● **TASK DIRECTIONS**
Leave out the pictures and copy the remaining records exactly.

● **INFORMATION GIVEN**
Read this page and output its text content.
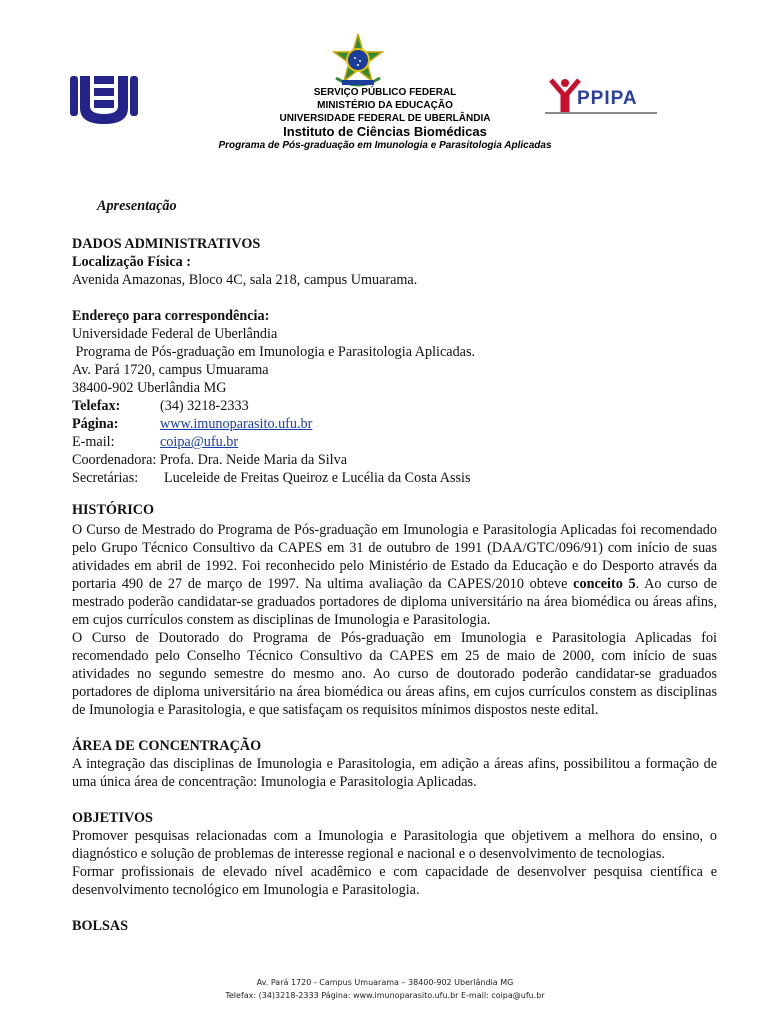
PPIPA
SERVIÇO PÚBLICO FEDERAL
MINISTÉRIO DA EDUCAÇÃO
UNIVERSIDADE FEDERAL DE UBERLÂNDIA
Instituto de Ciências Biomédicas
Programa de Pós-graduação em Imunologia e Parasitologia Aplicadas
Apresentação
DADOS ADMINISTRATIVOS
Localização Física :
Avenida Amazonas, Bloco 4C, sala 218, campus Umuarama.
Endereço para correspondência:
Universidade Federal de Uberlândia
Programa de Pós-graduação em Imunologia e Parasitologia Aplicadas.
Av. Pará 1720, campus Umuarama
38400-902 Uberlândia MG
Telefax:	(34) 3218-2333
Página:	www.imunoparasito.ufu.br
E-mail:	coipa@ufu.br
Coordenadora: Profa. Dra. Neide Maria da Silva
Secretárias: Luceleide de Freitas Queiroz e Lucélia da Costa Assis
HISTÓRICO
O Curso de Mestrado do Programa de Pós-graduação em Imunologia e Parasitologia Aplicadas foi recomendado pelo Grupo Técnico Consultivo da CAPES em 31 de outubro de 1991 (DAA/GTC/096/91) com início de suas atividades em abril de 1992. Foi reconhecido pelo Ministério de Estado da Educação e do Desporto através da portaria 490 de 27 de março de 1997. Na ultima avaliação da CAPES/2010 obteve conceito 5. Ao curso de mestrado poderão candidatar-se graduados portadores de diploma universitário na área biomédica ou áreas afins, em cujos currículos constem as disciplinas de Imunologia e Parasitologia.
O Curso de Doutorado do Programa de Pós-graduação em Imunologia e Parasitologia Aplicadas foi recomendado pelo Conselho Técnico Consultivo da CAPES em 25 de maio de 2000, com início de suas atividades no segundo semestre do mesmo ano. Ao curso de doutorado poderão candidatar-se graduados portadores de diploma universitário na área biomédica ou áreas afins, em cujos currículos constem as disciplinas de Imunologia e Parasitologia, e que satisfaçam os requisitos mínimos dispostos neste edital.
ÁREA DE CONCENTRAÇÃO
A integração das disciplinas de Imunologia e Parasitologia, em adição a áreas afins, possibilitou a formação de uma única área de concentração: Imunologia e Parasitologia Aplicadas.
OBJETIVOS
Promover pesquisas relacionadas com a Imunologia e Parasitologia que objetivem a melhora do ensino, o diagnóstico e solução de problemas de interesse regional e nacional e o desenvolvimento de tecnologias.
Formar profissionais de elevado nível acadêmico e com capacidade de desenvolver pesquisa científica e desenvolvimento tecnológico em Imunologia e Parasitologia.
BOLSAS
Av. Pará 1720 - Campus Umuarama – 38400-902 Uberlândia MG
Telefax: (34)3218-2333 Página: www.imunoparasito.ufu.br E-mail: coipa@ufu.br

● **OUTPUT OF THE EXERCISE**
Read this page and output its text content.
PPIPA
SERVIÇO PÚBLICO FEDERAL
MINISTÉRIO DA EDUCAÇÃO
UNIVERSIDADE FEDERAL DE UBERLÂNDIA
Instituto de Ciências Biomédicas
Programa de Pós-graduação em Imunologia e Parasitologia Aplicadas
Apresentação
DADOS ADMINISTRATIVOS
Localização Física :
Avenida Amazonas, Bloco 4C, sala 218, campus Umuarama.
Endereço para correspondência:
Universidade Federal de Uberlândia
Programa de Pós-graduação em Imunologia e Parasitologia Aplicadas.
Av. Pará 1720, campus Umuarama
38400-902 Uberlândia MG
Telefax:	(34) 3218-2333
Página:	www.imunoparasito.ufu.br
E-mail:	coipa@ufu.br
Coordenadora: Profa. Dra. Neide Maria da Silva
Secretárias: Luceleide de Freitas Queiroz e Lucélia da Costa Assis
HISTÓRICO
O Curso de Mestrado do Programa de Pós-graduação em Imunologia e Parasitologia Aplicadas foi recomendado pelo Grupo Técnico Consultivo da CAPES em 31 de outubro de 1991 (DAA/GTC/096/91) com início de suas atividades em abril de 1992. Foi reconhecido pelo Ministério de Estado da Educação e do Desporto através da portaria 490 de 27 de março de 1997. Na ultima avaliação da CAPES/2010 obteve conceito 5. Ao curso de mestrado poderão candidatar-se graduados portadores de diploma universitário na área biomédica ou áreas afins, em cujos currículos constem as disciplinas de Imunologia e Parasitologia.
O Curso de Doutorado do Programa de Pós-graduação em Imunologia e Parasitologia Aplicadas foi recomendado pelo Conselho Técnico Consultivo da CAPES em 25 de maio de 2000, com início de suas atividades no segundo semestre do mesmo ano. Ao curso de doutorado poderão candidatar-se graduados portadores de diploma universitário na área biomédica ou áreas afins, em cujos currículos constem as disciplinas de Imunologia e Parasitologia, e que satisfaçam os requisitos mínimos dispostos neste edital.
ÁREA DE CONCENTRAÇÃO
A integração das disciplinas de Imunologia e Parasitologia, em adição a áreas afins, possibilitou a formação de uma única área de concentração: Imunologia e Parasitologia Aplicadas.
OBJETIVOS
Promover pesquisas relacionadas com a Imunologia e Parasitologia que objetivem a melhora do ensino, o diagnóstico e solução de problemas de interesse regional e nacional e o desenvolvimento de tecnologias.
Formar profissionais de elevado nível acadêmico e com capacidade de desenvolver pesquisa científica e desenvolvimento tecnológico em Imunologia e Parasitologia.
BOLSAS
Av. Pará 1720 - Campus Umuarama – 38400-902 Uberlândia MG
Telefax: (34)3218-2333 Página: www.imunoparasito.ufu.br E-mail: coipa@ufu.br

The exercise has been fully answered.